- [Task description] Pull out each line of the listing below that contains the string "establishe".

========================

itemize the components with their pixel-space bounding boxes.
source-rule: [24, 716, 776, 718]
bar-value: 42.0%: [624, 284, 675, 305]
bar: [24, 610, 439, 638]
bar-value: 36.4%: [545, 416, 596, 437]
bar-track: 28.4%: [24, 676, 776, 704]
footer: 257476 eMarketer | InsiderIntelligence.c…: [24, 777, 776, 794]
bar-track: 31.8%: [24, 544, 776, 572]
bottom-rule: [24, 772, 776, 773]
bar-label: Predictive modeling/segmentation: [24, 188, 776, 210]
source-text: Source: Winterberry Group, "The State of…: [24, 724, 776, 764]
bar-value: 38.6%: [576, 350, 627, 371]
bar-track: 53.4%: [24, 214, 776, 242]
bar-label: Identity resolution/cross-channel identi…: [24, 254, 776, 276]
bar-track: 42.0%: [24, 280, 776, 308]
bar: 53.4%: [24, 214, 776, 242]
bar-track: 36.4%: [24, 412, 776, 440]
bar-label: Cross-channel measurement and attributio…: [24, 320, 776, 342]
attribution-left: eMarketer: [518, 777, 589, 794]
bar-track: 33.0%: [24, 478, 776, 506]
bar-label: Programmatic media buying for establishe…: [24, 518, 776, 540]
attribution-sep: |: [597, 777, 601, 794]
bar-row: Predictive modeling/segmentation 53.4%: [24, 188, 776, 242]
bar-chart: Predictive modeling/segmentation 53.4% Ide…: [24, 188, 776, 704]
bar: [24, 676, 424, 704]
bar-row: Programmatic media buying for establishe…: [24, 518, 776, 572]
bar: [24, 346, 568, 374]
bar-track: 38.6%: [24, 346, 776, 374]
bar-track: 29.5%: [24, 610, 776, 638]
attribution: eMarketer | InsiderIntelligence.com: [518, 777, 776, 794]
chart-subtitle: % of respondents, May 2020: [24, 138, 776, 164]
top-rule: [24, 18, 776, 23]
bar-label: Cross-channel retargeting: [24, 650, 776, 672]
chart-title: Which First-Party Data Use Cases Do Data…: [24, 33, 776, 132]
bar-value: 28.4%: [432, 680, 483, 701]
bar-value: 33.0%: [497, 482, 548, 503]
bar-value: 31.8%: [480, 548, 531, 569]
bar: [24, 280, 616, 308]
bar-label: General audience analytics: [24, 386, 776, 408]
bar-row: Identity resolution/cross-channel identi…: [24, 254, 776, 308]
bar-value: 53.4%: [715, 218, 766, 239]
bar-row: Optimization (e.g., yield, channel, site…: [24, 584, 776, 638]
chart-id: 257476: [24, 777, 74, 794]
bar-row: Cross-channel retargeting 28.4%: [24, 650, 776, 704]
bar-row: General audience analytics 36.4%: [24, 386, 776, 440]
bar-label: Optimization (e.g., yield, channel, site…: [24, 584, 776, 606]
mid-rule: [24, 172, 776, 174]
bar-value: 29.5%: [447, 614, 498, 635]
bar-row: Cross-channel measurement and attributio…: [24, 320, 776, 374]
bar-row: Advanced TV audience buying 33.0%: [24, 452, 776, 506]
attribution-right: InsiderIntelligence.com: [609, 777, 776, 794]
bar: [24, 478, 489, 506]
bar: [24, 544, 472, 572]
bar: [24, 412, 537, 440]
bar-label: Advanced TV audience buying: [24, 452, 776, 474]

========================

- [Correct answer]
bar-label: Programmatic media buying for establishe…: [24, 518, 776, 540]
bar-row: Programmatic media buying for establishe…: [24, 518, 776, 572]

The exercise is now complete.